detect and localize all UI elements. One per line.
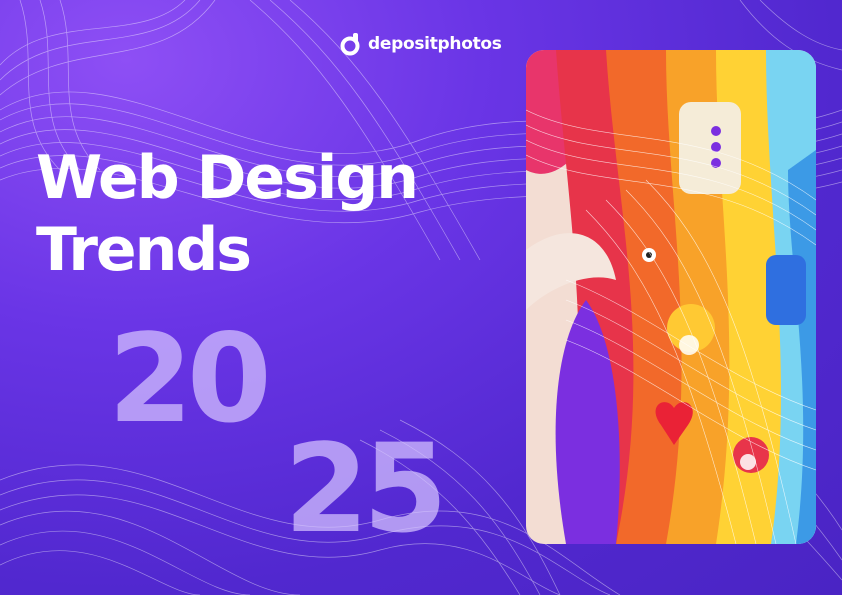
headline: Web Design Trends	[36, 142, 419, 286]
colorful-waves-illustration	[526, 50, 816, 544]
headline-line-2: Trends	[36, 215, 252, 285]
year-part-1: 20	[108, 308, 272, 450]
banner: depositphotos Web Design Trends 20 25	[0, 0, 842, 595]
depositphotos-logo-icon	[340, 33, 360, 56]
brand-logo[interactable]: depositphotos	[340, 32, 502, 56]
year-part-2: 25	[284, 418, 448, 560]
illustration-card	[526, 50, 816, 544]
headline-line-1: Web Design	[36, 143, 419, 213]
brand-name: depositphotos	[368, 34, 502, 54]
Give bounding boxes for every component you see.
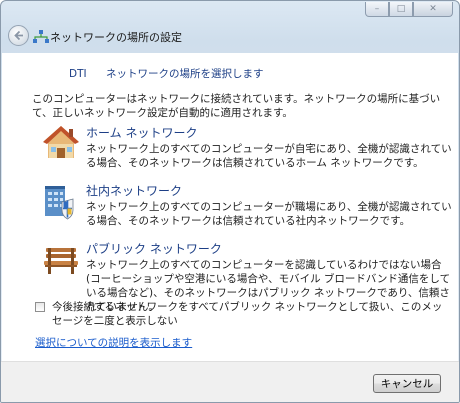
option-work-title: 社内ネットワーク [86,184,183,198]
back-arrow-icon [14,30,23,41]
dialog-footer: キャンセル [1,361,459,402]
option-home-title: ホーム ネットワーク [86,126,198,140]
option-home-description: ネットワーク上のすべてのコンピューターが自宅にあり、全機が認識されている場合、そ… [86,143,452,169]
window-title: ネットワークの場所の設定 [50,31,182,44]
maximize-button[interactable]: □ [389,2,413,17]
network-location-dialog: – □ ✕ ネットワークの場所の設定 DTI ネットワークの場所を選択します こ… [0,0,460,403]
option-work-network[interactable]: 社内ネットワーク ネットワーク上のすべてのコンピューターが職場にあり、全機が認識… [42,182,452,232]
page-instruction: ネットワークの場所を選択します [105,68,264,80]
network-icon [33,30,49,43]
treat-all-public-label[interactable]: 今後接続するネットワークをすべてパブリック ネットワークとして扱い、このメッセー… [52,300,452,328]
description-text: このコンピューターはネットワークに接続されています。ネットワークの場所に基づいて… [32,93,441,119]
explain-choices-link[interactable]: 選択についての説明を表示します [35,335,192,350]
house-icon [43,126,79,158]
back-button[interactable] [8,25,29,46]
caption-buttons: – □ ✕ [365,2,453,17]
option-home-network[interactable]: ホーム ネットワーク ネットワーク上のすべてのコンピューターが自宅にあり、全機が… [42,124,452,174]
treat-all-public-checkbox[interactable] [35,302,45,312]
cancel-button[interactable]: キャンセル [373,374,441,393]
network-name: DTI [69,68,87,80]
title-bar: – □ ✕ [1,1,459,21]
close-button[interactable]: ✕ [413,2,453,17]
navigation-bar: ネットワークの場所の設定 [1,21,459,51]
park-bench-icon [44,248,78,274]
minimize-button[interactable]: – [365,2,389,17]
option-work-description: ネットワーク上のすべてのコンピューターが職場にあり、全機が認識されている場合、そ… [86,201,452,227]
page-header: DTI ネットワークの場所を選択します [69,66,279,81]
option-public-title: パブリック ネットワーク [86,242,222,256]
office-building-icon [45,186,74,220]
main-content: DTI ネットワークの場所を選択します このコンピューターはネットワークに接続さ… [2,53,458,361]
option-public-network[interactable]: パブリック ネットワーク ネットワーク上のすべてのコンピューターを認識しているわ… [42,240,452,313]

■ Exercise prompt ■
Rewrite all the rows above as a Markdown table with two columns, No. and Line, giving each line its own number. Skip blank lines and leave the pictures out.

■ Response below ■
| No. | Line |
|---|---|
| 1 | detect and localize all UI elements. One per line. |
| 2 | headline: Web Design Trends	[36, 142, 419, 286] |
| 3 | colorful-waves-illustration	[526, 50, 816, 544] |
| 4 | headline-line-2: Trends	[36, 215, 252, 285] |
| 5 | year-part-1: 20	[108, 308, 272, 450] |
| 6 | banner: depositphotos Web Design Trends 20 25	[0, 0, 842, 595] |
| 7 | depositphotos-logo-icon	[340, 33, 360, 56] |
| 8 | brand-logo[interactable]: depositphotos	[340, 32, 502, 56] |
| 9 | year-part-2: 25	[284, 418, 448, 560] |
| 10 | illustration-card	[526, 50, 816, 544] |
| 11 | headline-line-1: Web Design	[36, 143, 419, 213] |
| 12 | brand-name: depositphotos	[368, 34, 502, 54] |
| 13 | Give bounding boxes for every component you see. |
| 14 | option-work-title: 社内ネットワーク [86,184,183,198] |
| 15 | back-arrow-icon [14,30,23,41] |
| 16 | dialog-footer: キャンセル [1,361,459,402] |
| 17 | option-home-title: ホーム ネットワーク [86,126,198,140] |
| 18 | option-home-description: ネットワーク上のすべてのコンピューターが自宅にあり、全機が認識されている場合、そ… [86,143,452,169] |
| 19 | window-title: ネットワークの場所の設定 [50,31,182,44] |
| 20 | maximize-button[interactable]: □ [389,2,413,17] |
| 21 | network-location-dialog: – □ ✕ ネットワークの場所の設定 DTI ネットワークの場所を選択します こ… [0,0,460,403] |
| 22 | option-work-network[interactable]: 社内ネットワーク ネットワーク上のすべてのコンピューターが職場にあり、全機が認識… [42,182,452,232] |
| 23 | page-instruction: ネットワークの場所を選択します [105,68,264,80] |
| 24 | network-icon [33,30,49,43] |
| 25 | treat-all-public-label[interactable]: 今後接続するネットワークをすべてパブリック ネットワークとして扱い、このメッセー… [52,300,452,328] |
| 26 | description-text: このコンピューターはネットワークに接続されています。ネットワークの場所に基づいて… [32,93,441,119] |
| 27 | explain-choices-link[interactable]: 選択についての説明を表示します [35,335,192,350] |
| 28 | house-icon [43,126,79,158] |
| 29 | back-button[interactable] [8,25,29,46] |
| 30 | caption-buttons: – □ ✕ [365,2,453,17] |
| 31 | option-home-network[interactable]: ホーム ネットワーク ネットワーク上のすべてのコンピューターが自宅にあり、全機が… [42,124,452,174] |
| 32 | treat-all-public-checkbox[interactable] [35,302,45,312] |
| 33 | cancel-button[interactable]: キャンセル [373,374,441,393] |
| 34 | network-name: DTI [69,68,87,80] |
| 35 | title-bar: – □ ✕ [1,1,459,21] |
| 36 | close-button[interactable]: ✕ [413,2,453,17] |
| 37 | navigation-bar: ネットワークの場所の設定 [1,21,459,51] |
| 38 | park-bench-icon [44,248,78,274] |
| 39 | minimize-button[interactable]: – [365,2,389,17] |
| 40 | option-work-description: ネットワーク上のすべてのコンピューターが職場にあり、全機が認識されている場合、そ… [86,201,452,227] |
| 41 | page-header: DTI ネットワークの場所を選択します [69,66,279,81] |
| 42 | option-public-title: パブリック ネットワーク [86,242,222,256] |
| 43 | office-building-icon [45,186,74,220] |
| 44 | main-content: DTI ネットワークの場所を選択します このコンピューターはネットワークに接続さ… [2,53,458,361] |
| 45 | option-public-network[interactable]: パブリック ネットワーク ネットワーク上のすべてのコンピューターを認識しているわ… [42,240,452,313] |